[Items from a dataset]
+ + + +

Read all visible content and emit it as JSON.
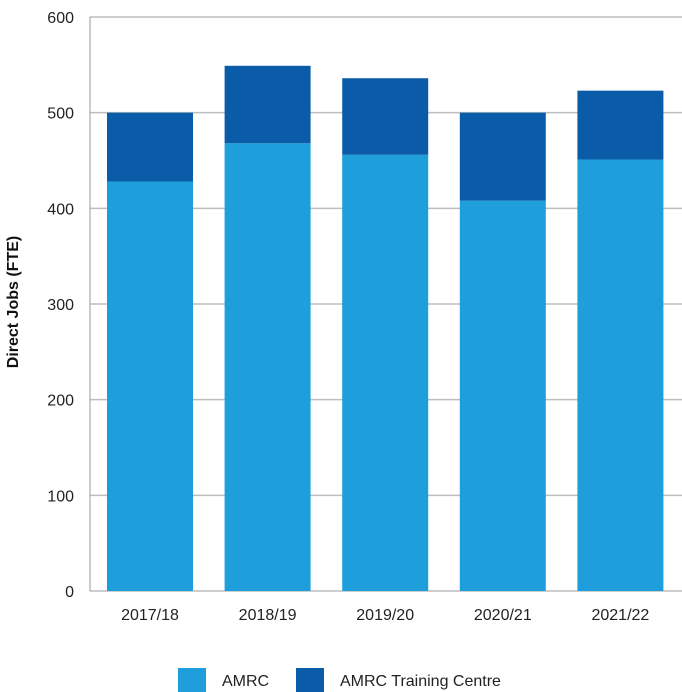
{
  "chart_data": {
    "type": "bar",
    "stacked": true,
    "categories": [
      "2017/18",
      "2018/19",
      "2019/20",
      "2020/21",
      "2021/22"
    ],
    "series": [
      {
        "name": "AMRC",
        "values": [
          428,
          468,
          456,
          408,
          451
        ],
        "color": "#1e9fdb"
      },
      {
        "name": "AMRC Training Centre",
        "values": [
          72,
          81,
          80,
          92,
          72
        ],
        "color": "#0b5ca8"
      }
    ],
    "title": "",
    "xlabel": "",
    "ylabel": "Direct Jobs (FTE)",
    "ylim": [
      0,
      600
    ],
    "yticks": [
      0,
      100,
      200,
      300,
      400,
      500,
      600
    ],
    "grid": true,
    "legend_position": "bottom"
  }
}
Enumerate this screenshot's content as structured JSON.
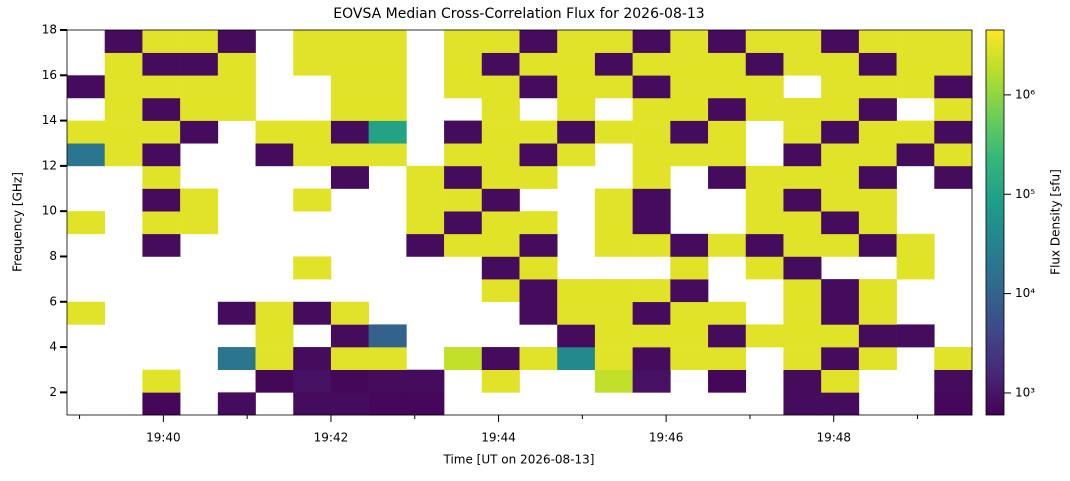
{
  "chart_data": {
    "type": "heatmap",
    "title": "EOVSA Median Cross-Correlation Flux for 2026-08-13",
    "x_label": "Time [UT on 2026-08-13]",
    "y_label": "Frequency [GHz]",
    "colorbar_label": "Flux Density [sfu]",
    "xlim": [
      38.85,
      49.65
    ],
    "xticks": [
      {
        "value": 40,
        "label": "19:40"
      },
      {
        "value": 42,
        "label": "19:42"
      },
      {
        "value": 44,
        "label": "19:44"
      },
      {
        "value": 46,
        "label": "19:46"
      },
      {
        "value": 48,
        "label": "19:48"
      }
    ],
    "xminorticks": [
      39,
      41,
      43,
      45,
      47,
      49
    ],
    "ylim": [
      1,
      18
    ],
    "yticks": [
      2,
      4,
      6,
      8,
      10,
      12,
      14,
      16,
      18
    ],
    "x_edges": [
      38.85,
      39.3,
      39.75,
      40.2,
      40.65,
      41.1,
      41.55,
      42.0,
      42.45,
      42.9,
      43.35,
      43.8,
      44.25,
      44.7,
      45.15,
      45.6,
      46.05,
      46.5,
      46.95,
      47.4,
      47.85,
      48.3,
      48.75,
      49.2,
      49.65
    ],
    "y_edges": [
      1,
      2,
      3,
      4,
      5,
      6,
      7,
      8,
      9,
      10,
      11,
      12,
      13,
      14,
      15,
      16,
      17,
      18
    ],
    "colormap": "viridis",
    "color_scale": "log",
    "clim": [
      600,
      4500000.0
    ],
    "cticks": [
      {
        "value": 1000,
        "label": "10³"
      },
      {
        "value": 10000,
        "label": "10⁴"
      },
      {
        "value": 100000,
        "label": "10⁵"
      },
      {
        "value": 1000000,
        "label": "10⁶"
      }
    ],
    "z": [
      [
        null,
        null,
        700,
        null,
        800,
        null,
        800,
        800,
        700,
        700,
        null,
        null,
        null,
        null,
        null,
        null,
        null,
        null,
        null,
        800,
        800,
        null,
        null,
        700
      ],
      [
        null,
        null,
        3000000.0,
        null,
        null,
        700,
        900,
        700,
        800,
        800,
        null,
        3000000.0,
        null,
        null,
        2000000.0,
        900,
        null,
        700,
        null,
        800,
        3000000.0,
        null,
        null,
        800
      ],
      [
        null,
        null,
        null,
        null,
        20000.0,
        3000000.0,
        800,
        3000000.0,
        3000000.0,
        null,
        2000000.0,
        800,
        3000000.0,
        40000.0,
        3000000.0,
        800,
        3000000.0,
        3000000.0,
        null,
        3000000.0,
        800,
        3000000.0,
        null,
        3000000.0
      ],
      [
        null,
        null,
        null,
        null,
        null,
        3000000.0,
        null,
        800,
        10000.0,
        null,
        null,
        null,
        null,
        800,
        3000000.0,
        3000000.0,
        3000000.0,
        800,
        3000000.0,
        3000000.0,
        3000000.0,
        800,
        800,
        null
      ],
      [
        3000000.0,
        null,
        null,
        null,
        800,
        3000000.0,
        800,
        3000000.0,
        null,
        null,
        null,
        null,
        800,
        3000000.0,
        3000000.0,
        800,
        3000000.0,
        3000000.0,
        null,
        3000000.0,
        800,
        3000000.0,
        null,
        null
      ],
      [
        null,
        null,
        null,
        null,
        null,
        null,
        null,
        null,
        null,
        null,
        null,
        3000000.0,
        800,
        3000000.0,
        3000000.0,
        3000000.0,
        800,
        null,
        null,
        3000000.0,
        800,
        3000000.0,
        null,
        null
      ],
      [
        null,
        null,
        null,
        null,
        null,
        null,
        3000000.0,
        null,
        null,
        null,
        null,
        800,
        3000000.0,
        null,
        null,
        null,
        3000000.0,
        null,
        3000000.0,
        800,
        null,
        null,
        3000000.0,
        null
      ],
      [
        null,
        null,
        800,
        null,
        null,
        null,
        null,
        null,
        null,
        800,
        3000000.0,
        3000000.0,
        800,
        null,
        3000000.0,
        3000000.0,
        800,
        3000000.0,
        800,
        3000000.0,
        3000000.0,
        800,
        3000000.0,
        null
      ],
      [
        3000000.0,
        null,
        3000000.0,
        3000000.0,
        null,
        null,
        null,
        null,
        null,
        3000000.0,
        800,
        3000000.0,
        3000000.0,
        null,
        3000000.0,
        800,
        null,
        null,
        3000000.0,
        3000000.0,
        800,
        3000000.0,
        null,
        null
      ],
      [
        null,
        null,
        800,
        3000000.0,
        null,
        null,
        3000000.0,
        null,
        null,
        3000000.0,
        3000000.0,
        800,
        null,
        null,
        3000000.0,
        800,
        null,
        null,
        3000000.0,
        800,
        3000000.0,
        3000000.0,
        null,
        null
      ],
      [
        null,
        null,
        3000000.0,
        null,
        null,
        null,
        null,
        800,
        null,
        3000000.0,
        800,
        3000000.0,
        3000000.0,
        null,
        null,
        3000000.0,
        null,
        800,
        3000000.0,
        3000000.0,
        3000000.0,
        800,
        null,
        800
      ],
      [
        20000.0,
        3000000.0,
        800,
        null,
        null,
        800,
        3000000.0,
        3000000.0,
        3000000.0,
        null,
        3000000.0,
        3000000.0,
        800,
        3000000.0,
        null,
        3000000.0,
        3000000.0,
        3000000.0,
        null,
        800,
        3000000.0,
        3000000.0,
        800,
        3000000.0
      ],
      [
        3000000.0,
        3000000.0,
        3000000.0,
        800,
        null,
        3000000.0,
        3000000.0,
        800,
        100000.0,
        null,
        800,
        3000000.0,
        3000000.0,
        800,
        3000000.0,
        3000000.0,
        800,
        3000000.0,
        null,
        3000000.0,
        800,
        3000000.0,
        3000000.0,
        800
      ],
      [
        null,
        3000000.0,
        800,
        3000000.0,
        3000000.0,
        null,
        null,
        3000000.0,
        3000000.0,
        null,
        null,
        3000000.0,
        null,
        3000000.0,
        null,
        3000000.0,
        3000000.0,
        800,
        3000000.0,
        3000000.0,
        3000000.0,
        800,
        null,
        3000000.0
      ],
      [
        800,
        3000000.0,
        3000000.0,
        3000000.0,
        3000000.0,
        null,
        null,
        3000000.0,
        3000000.0,
        null,
        3000000.0,
        3000000.0,
        800,
        3000000.0,
        3000000.0,
        800,
        3000000.0,
        3000000.0,
        3000000.0,
        null,
        3000000.0,
        3000000.0,
        3000000.0,
        800
      ],
      [
        null,
        3000000.0,
        800,
        800,
        3000000.0,
        null,
        3000000.0,
        3000000.0,
        3000000.0,
        null,
        3000000.0,
        800,
        3000000.0,
        3000000.0,
        800,
        3000000.0,
        3000000.0,
        3000000.0,
        800,
        3000000.0,
        3000000.0,
        800,
        3000000.0,
        3000000.0
      ],
      [
        null,
        800,
        3000000.0,
        3000000.0,
        800,
        null,
        3000000.0,
        3000000.0,
        3000000.0,
        null,
        3000000.0,
        3000000.0,
        800,
        3000000.0,
        3000000.0,
        800,
        3000000.0,
        800,
        3000000.0,
        3000000.0,
        800,
        3000000.0,
        3000000.0,
        3000000.0
      ]
    ]
  }
}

+ + + +

• [REQUIREMENTS]:
In the listing above, locate each line with "AMRC" and copy it.

• [SOLUTION]:
        "name": "AMRC",
        "name": "AMRC Training Centre",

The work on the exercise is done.